> TASK REQUIREMENTS: Looking through the material below, say how many lines contain the string "bottom" and add nothing more.

> INPUT:
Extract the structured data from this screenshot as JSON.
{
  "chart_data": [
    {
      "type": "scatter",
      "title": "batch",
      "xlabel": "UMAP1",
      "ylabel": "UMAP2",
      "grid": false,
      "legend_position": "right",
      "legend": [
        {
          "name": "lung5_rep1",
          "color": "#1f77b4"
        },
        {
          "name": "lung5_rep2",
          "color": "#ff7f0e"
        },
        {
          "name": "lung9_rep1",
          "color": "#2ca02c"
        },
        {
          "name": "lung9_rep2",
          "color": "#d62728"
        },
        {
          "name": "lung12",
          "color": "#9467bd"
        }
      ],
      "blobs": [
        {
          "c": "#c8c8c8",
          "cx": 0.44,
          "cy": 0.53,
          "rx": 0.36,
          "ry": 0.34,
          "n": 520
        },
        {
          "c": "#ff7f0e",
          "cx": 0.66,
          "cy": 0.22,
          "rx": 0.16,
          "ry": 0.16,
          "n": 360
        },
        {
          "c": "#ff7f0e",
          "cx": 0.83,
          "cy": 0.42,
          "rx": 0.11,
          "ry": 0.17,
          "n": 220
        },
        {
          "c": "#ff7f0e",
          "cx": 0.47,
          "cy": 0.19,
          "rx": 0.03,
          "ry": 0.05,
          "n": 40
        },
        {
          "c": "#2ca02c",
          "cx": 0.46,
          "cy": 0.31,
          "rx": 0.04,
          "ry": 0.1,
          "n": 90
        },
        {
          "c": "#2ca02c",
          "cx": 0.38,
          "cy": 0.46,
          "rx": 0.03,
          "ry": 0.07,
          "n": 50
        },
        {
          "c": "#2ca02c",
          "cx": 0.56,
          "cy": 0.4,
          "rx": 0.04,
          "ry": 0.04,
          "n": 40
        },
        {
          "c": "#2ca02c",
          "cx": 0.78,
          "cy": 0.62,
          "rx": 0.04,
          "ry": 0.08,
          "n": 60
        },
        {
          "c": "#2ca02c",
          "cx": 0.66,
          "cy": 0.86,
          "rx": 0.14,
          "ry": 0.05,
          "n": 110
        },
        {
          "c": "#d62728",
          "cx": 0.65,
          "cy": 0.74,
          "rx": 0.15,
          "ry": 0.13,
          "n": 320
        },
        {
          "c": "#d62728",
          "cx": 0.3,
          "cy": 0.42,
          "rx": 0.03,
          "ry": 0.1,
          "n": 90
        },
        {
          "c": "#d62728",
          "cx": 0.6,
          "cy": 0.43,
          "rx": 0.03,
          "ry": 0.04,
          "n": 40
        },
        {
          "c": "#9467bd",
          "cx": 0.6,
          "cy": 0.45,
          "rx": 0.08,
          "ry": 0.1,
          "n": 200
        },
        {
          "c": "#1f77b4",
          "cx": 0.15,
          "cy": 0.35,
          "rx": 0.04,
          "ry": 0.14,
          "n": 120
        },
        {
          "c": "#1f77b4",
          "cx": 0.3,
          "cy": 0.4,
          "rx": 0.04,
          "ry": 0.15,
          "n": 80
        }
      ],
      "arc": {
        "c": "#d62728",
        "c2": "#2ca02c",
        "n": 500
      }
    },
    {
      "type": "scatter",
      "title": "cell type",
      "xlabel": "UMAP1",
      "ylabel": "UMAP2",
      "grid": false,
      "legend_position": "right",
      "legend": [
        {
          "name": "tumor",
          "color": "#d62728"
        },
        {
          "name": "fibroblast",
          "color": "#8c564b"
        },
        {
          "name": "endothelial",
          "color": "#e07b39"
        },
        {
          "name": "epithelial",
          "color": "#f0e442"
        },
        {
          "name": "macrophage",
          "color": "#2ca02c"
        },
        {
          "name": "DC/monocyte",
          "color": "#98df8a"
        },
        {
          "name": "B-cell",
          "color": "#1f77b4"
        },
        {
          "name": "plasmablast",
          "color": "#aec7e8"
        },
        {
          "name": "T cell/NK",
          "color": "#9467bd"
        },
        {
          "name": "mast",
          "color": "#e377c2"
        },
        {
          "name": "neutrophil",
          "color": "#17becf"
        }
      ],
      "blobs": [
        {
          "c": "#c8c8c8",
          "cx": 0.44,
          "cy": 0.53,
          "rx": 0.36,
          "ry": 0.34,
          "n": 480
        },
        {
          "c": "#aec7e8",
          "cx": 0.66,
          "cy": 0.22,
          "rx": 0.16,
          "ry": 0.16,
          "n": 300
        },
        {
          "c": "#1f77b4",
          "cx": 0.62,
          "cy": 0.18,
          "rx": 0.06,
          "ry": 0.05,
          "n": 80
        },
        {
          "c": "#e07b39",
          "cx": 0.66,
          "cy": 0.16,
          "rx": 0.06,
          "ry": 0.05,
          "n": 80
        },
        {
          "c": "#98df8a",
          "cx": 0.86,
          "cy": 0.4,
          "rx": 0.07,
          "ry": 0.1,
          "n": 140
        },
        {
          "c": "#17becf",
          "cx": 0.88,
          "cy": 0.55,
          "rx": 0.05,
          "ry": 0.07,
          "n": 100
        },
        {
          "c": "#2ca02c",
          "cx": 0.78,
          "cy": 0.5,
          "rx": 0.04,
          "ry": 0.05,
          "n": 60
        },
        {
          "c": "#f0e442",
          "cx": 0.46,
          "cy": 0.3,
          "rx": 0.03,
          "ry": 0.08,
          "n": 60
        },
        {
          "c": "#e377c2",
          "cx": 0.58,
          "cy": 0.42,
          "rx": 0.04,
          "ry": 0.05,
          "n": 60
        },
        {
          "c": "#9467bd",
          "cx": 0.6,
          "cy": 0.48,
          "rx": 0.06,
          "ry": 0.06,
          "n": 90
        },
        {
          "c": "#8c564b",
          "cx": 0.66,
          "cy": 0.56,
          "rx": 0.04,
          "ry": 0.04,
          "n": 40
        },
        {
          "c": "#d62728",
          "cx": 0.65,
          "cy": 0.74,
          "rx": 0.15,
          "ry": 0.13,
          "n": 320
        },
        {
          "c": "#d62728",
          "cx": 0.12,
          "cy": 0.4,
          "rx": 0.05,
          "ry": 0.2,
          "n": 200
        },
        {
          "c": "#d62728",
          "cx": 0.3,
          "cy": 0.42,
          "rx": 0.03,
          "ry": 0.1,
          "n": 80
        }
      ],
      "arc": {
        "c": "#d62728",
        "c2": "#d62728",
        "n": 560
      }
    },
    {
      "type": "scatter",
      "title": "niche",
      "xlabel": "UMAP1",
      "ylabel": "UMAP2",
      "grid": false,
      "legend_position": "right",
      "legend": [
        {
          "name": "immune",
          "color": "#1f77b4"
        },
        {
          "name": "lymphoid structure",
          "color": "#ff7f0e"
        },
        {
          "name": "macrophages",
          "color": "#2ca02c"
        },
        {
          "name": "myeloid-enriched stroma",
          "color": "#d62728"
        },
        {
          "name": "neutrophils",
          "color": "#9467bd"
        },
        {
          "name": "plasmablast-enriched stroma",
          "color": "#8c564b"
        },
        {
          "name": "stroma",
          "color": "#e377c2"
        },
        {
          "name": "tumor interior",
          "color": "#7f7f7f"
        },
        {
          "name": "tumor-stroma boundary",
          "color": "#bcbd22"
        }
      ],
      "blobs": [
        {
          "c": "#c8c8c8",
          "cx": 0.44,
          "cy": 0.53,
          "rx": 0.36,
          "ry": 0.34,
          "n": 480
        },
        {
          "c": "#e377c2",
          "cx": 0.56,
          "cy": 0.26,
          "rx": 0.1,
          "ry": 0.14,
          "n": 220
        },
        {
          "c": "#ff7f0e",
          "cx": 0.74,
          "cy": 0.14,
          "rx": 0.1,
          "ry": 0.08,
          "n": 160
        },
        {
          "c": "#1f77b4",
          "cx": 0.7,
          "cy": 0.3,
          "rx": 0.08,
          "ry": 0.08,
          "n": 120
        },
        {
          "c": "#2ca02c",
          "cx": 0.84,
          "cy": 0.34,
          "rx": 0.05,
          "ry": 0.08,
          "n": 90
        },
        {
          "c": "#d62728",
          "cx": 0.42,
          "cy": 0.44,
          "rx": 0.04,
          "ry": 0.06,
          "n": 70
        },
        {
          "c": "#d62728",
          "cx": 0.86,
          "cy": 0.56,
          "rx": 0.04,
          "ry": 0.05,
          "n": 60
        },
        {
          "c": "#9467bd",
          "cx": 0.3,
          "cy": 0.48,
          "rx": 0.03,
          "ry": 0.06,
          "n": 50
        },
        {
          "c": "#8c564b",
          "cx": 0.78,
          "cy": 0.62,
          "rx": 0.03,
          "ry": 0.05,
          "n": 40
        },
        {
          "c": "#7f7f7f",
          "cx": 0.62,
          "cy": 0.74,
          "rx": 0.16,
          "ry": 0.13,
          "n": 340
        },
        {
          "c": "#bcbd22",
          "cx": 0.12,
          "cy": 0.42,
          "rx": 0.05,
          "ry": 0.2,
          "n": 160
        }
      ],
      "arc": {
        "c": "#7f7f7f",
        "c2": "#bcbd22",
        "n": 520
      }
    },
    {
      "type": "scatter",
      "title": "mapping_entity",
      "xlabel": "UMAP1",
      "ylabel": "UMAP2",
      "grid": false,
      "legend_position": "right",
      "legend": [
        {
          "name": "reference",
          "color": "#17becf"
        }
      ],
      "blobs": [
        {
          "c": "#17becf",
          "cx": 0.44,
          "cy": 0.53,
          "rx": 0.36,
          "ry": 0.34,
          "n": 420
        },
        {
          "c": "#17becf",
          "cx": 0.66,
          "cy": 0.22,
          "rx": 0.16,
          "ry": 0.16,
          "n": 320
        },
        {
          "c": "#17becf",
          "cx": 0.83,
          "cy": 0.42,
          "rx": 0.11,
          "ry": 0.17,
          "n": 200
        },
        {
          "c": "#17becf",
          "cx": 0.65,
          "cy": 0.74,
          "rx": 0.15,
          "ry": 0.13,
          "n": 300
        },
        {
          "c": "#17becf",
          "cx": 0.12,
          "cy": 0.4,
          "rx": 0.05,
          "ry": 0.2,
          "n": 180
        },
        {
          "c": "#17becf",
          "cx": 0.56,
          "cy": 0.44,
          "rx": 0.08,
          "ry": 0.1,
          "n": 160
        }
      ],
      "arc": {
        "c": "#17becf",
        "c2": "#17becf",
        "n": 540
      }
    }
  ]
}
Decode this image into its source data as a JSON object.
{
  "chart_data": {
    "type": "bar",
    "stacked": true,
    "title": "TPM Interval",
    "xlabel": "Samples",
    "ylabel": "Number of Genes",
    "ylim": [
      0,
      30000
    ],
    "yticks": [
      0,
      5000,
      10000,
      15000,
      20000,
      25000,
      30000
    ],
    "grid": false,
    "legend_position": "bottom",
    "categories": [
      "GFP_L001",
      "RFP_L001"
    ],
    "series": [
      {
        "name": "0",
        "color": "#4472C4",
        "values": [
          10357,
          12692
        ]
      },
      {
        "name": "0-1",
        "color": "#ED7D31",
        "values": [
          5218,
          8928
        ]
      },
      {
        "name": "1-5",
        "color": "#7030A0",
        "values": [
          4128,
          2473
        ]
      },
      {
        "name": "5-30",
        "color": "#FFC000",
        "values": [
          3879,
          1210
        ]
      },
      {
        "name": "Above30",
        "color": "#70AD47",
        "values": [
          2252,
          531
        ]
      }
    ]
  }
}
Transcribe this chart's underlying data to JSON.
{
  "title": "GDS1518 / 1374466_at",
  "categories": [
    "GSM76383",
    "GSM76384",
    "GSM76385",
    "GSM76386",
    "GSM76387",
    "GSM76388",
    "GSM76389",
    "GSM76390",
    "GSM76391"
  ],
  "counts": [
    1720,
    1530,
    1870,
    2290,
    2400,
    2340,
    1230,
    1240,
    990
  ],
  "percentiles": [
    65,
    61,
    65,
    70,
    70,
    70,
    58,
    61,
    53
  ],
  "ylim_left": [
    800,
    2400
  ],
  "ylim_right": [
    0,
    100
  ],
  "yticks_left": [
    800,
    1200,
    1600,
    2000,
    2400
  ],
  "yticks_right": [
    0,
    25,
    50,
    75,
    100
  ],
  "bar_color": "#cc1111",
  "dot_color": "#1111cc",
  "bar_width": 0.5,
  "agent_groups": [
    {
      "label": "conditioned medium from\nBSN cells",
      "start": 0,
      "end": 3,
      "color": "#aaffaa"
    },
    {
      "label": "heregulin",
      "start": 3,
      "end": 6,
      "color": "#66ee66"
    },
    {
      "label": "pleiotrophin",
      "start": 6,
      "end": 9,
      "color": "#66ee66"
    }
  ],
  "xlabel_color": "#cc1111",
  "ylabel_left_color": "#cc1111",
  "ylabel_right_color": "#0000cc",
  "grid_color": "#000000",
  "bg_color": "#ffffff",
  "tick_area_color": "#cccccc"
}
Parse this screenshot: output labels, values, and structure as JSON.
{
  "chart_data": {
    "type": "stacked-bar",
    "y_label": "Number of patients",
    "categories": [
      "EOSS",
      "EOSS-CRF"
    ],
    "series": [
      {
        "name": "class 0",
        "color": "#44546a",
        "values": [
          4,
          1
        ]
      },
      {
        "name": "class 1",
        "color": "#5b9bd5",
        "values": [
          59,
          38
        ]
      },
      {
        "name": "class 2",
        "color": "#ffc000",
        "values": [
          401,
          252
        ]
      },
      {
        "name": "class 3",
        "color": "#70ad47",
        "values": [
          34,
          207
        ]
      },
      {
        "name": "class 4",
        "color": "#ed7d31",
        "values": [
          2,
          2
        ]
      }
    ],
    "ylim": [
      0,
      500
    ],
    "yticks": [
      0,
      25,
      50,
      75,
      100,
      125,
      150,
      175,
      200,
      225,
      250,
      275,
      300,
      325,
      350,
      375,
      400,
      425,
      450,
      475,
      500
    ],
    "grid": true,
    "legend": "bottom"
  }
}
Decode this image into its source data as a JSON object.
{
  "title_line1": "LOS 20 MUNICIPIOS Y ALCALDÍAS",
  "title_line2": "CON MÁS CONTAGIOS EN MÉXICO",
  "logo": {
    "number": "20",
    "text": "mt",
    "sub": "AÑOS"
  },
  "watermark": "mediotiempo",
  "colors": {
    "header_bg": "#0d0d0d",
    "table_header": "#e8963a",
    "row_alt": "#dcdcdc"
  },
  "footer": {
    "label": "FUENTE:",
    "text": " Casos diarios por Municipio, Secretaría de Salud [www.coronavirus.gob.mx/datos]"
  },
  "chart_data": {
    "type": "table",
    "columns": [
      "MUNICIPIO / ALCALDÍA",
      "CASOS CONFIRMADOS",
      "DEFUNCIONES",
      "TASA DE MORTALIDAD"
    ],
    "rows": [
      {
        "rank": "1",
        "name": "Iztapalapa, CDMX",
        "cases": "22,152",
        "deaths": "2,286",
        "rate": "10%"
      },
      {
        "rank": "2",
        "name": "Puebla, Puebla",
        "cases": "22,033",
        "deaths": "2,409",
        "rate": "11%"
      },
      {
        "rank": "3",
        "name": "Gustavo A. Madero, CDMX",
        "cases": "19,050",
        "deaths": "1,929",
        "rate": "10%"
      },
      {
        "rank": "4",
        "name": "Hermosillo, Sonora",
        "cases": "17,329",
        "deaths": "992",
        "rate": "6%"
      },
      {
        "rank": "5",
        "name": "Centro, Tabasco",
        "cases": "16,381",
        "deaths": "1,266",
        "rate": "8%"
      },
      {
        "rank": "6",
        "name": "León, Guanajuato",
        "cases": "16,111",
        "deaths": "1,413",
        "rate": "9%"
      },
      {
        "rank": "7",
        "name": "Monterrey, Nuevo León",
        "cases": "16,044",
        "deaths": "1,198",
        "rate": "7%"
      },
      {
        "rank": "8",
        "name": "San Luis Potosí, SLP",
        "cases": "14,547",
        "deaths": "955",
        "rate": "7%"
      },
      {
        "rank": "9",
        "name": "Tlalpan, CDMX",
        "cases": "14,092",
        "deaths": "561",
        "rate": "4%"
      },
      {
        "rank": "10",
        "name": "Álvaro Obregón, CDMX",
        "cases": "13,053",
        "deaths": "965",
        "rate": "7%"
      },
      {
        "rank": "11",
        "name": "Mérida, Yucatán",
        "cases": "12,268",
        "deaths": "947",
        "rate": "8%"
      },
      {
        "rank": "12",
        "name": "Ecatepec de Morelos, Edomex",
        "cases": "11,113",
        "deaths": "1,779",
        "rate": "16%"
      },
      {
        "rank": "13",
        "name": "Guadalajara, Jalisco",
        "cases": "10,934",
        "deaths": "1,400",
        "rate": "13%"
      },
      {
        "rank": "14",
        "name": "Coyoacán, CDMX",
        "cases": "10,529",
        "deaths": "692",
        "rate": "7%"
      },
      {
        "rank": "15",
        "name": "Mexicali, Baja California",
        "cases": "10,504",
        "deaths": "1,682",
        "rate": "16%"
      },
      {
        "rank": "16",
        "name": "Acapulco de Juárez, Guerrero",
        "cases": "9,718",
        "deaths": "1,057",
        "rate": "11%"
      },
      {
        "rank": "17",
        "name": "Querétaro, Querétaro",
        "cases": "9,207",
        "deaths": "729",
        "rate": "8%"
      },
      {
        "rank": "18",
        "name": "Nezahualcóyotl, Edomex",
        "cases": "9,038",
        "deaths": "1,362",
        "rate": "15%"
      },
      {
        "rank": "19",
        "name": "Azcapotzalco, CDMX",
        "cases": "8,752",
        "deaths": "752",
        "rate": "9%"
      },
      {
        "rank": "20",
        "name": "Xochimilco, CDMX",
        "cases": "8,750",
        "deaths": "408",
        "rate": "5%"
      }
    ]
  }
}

> ANSWER AREA: 2